▼

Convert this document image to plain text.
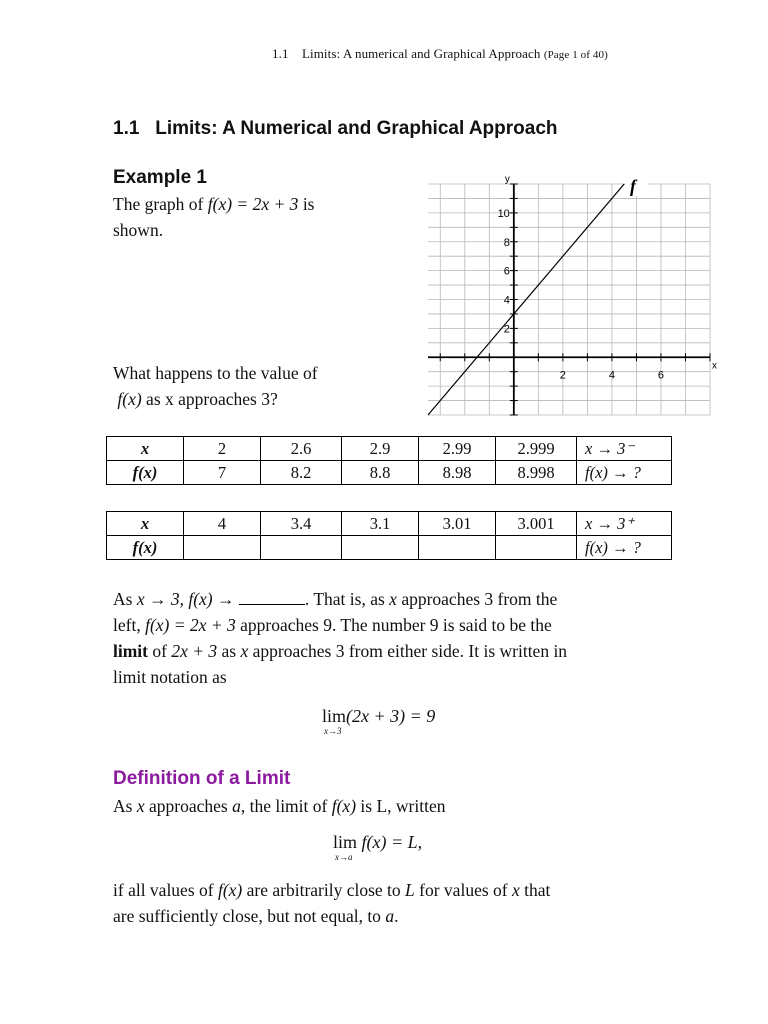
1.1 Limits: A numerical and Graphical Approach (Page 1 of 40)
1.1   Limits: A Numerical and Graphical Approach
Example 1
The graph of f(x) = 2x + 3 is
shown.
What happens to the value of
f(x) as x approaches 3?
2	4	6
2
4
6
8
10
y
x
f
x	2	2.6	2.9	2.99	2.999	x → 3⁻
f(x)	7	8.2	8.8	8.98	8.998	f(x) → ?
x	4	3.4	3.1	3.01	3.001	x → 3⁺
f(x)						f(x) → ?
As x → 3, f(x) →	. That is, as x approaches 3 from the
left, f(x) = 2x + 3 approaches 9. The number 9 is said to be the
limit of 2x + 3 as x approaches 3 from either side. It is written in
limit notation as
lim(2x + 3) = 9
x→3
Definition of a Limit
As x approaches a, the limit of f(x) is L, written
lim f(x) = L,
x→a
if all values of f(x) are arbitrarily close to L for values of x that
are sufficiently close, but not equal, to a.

▲
▼

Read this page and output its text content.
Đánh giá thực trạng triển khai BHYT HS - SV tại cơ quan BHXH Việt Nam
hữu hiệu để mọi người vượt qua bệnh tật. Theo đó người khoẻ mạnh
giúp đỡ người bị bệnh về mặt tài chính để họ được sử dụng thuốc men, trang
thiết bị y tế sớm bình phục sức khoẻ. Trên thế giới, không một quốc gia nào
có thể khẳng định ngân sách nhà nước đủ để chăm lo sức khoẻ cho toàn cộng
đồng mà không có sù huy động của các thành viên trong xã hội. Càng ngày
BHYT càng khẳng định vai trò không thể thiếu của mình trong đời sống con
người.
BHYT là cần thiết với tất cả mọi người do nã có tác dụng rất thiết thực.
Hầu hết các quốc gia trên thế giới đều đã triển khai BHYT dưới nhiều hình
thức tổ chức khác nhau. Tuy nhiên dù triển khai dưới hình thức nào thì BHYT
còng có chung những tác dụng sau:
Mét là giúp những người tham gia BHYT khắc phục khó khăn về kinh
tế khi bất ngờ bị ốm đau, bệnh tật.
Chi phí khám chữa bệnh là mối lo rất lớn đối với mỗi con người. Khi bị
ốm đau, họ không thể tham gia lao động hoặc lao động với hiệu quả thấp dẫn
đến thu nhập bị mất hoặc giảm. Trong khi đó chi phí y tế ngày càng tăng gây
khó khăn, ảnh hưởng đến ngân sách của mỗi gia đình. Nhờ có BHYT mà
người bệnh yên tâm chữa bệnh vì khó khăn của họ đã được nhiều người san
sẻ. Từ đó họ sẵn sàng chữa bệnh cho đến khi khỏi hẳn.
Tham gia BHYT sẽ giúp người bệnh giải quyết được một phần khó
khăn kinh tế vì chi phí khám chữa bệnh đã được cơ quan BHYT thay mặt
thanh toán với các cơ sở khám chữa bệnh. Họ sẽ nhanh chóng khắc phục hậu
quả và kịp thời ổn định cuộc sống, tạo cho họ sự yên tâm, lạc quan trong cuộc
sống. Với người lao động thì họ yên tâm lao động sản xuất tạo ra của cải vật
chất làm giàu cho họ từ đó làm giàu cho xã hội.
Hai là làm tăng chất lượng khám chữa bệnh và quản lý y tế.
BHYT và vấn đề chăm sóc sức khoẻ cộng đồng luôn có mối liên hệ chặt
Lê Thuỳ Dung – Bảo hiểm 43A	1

▲

What you need to do =>
For each line in the data above that contains the string "Limits", extract the line.

Response below =>
1.1 Limits: A numerical and Graphical Approach (Page 1 of 40)
1.1   Limits: A Numerical and Graphical Approach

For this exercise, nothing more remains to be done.